# START OF TEXT PASSAGE
99.02.06, Pryce, ed., Literacy in Medieval Celtic societies


Over the past twenty years, literacy has become something of a hot topic for historians of medieval Europe. The publication in 1979 of Michael Clanchy's From Memory to Written Record: England 1066-1307 traced the tremendous changes in the use of the written word taking place in twelfth and thirteenth-century England. And Brian Stock's subtly argued The Implications of Literacy: Written Language and Models of Interpretation in the Eleventh and Twelfth Centuries caused something of a sensation when it appeared in 1983. Neither Clanchy nor Stock had much to say about literacy in the early medieval period, but Rosamond McKitterick's two fine volumes on the subject (The Carolingians and the Written Word, published in 1989, and The Uses of Literacy in Early Mediaeval Europe, published in 1990) and Michael Richter's The Formation of the Medieval West: Studies in the Oral Cultures of the Barbarians (1994) have gone a long way towards filling that gap.

In none of these works (with the exception of Richter, who is primarily interested in oral culture) does the issue of literacy in the Celtic-speaking societies of the Middle Ages feature very prominently. Apart from an important article by Jane Stevenson on the Book of Armagh, Ireland, Wales, Scotland and Brittany have been essentially left out of the discussion. That this should be so is not entirely surprising. Celtic-speaking peoples have had a long history of being studied in isolation from other contemporaneous European cultures, by Celticists and historians of English and continental traditions alike. In this case, however, the separation may reflect more than a traditional disciplinary divide. For as Huw Pryce's excellent new collection of essays on the subject, Literacy in Medieval Celtic Societies, makes clear, the experiences of the Celtic-speaking nations with respect to learning and the written word differed from those of the rest of Europe in important and interesting ways.

Perhaps most immediately relevant to any discussion of literacy in the Celtic lands are the nature and extent of the extant sources. Despite the linguistic and historical links that allow us to term these cultures "Celtic," it is clear that their experiences with and attitudes towards the written word were in some ways very different. Certainly there are striking regional variations in terms of what has survived. Ireland preserves more vernacular material than any other early medieval European culture, including Anglo-Saxon England. Thomas Charles-Edwards sums up the situation very nicely: "A scholar turning from early medieval continental Europe to Ireland in the same period must be struck by three things: how much written material survives; how much of it is in the vernacular; and how little of it is designed to do the jobs usually performed by the more utilitarian written documents in ancient, medieval or later literate societies" (p. 62). By contrast, relatively little remains from early medieval Wales; however, both vernacular and Latin texts exist in abundance from that country from the twelfth century on. Scotland and Brittany are different still: very little Gaelic language material survives from medieval Scotland, and the situation is similar for literature in Breton until the late middle ages. Many Latin genres, on the other hand, are better represented in those regions than they are in Ireland: only ten Latin charters of the European type remain from the kings of twelfth-century Ireland, while 160 are extant for the mid-twelfth-century king Mael Coluim IV of Scotland alone.
# END OF TEXT PASSAGE
__WHAT TO DO__:
**A)** According to the review of the collection on medieval Celtic literacy, how many Latin charters survive for the twelfth-century Scottish king Mael Coluim IV?
**B)** Resume the review of the collection on medieval Celtic literacy after its last sentence.
# START OF PROVIDED MATERIAL
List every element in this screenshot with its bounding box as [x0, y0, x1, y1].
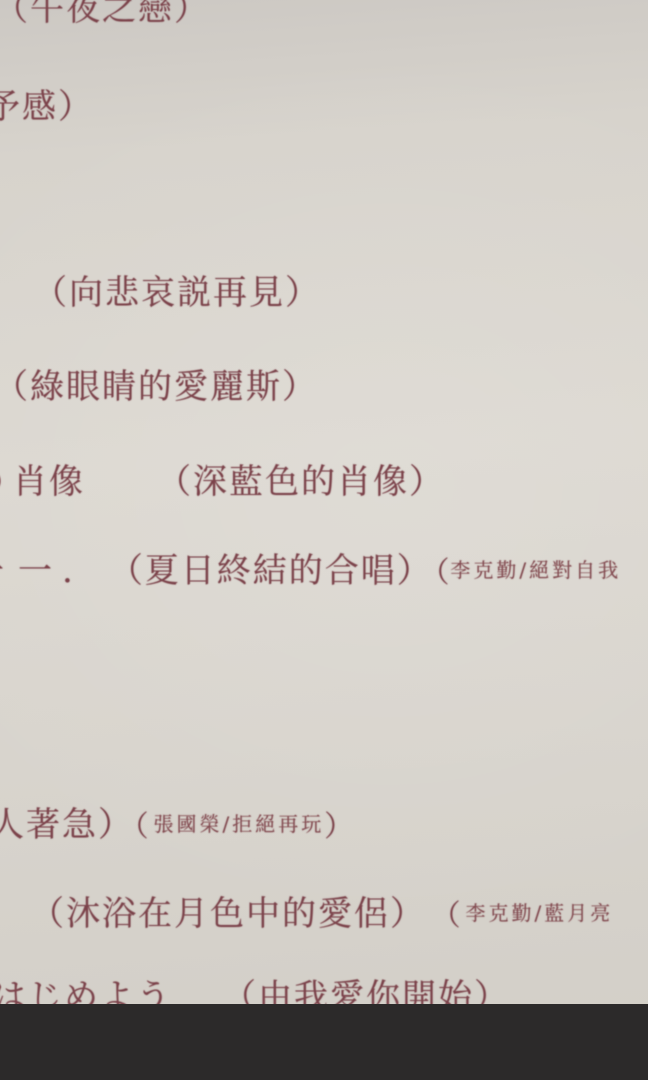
# END OF PROVIDED MATERIAL
__TASK RESULTS__:
**A)** 160

**B)**
Such a peculiar distribution of documentation requires some explanation. An obvious question is whether what survives ought to be regarded as at all representative of what once existed, in terms both of quantity and genre. Many of the essays in the book address this question directly. Patrick Sims-Williams takes what might be termed a "broad" view of the the dearth of extant manuscript material from early Wales, arguing persuasively that what remains extant today is likely but the tip of a once considerably larger iceberg of written material. (His essay begins with a hilarious story concerning "broad" versus "narrow" interpretations of a grazing cow, which Celticists will enjoy particularly for the opportunity it affords to speculate on which scholar took what position on the subject.) Katherine Forsyth takes a similar stance with respect to Pictland, observing that biblical, liturgical, and computistical texts must surely once have existed within the Pictish church, and while there is no evidence of pragmatic literacy, the existing corpus of inscriptions and symbol stones suggests the presence of a distinctly literate culture. And Dauvit Broun engages in some impressive linguistic detective work to argue for the continuity of literacy in Gaelic in eastern Scotland into the thirteenth century despite the lack of extant documentation.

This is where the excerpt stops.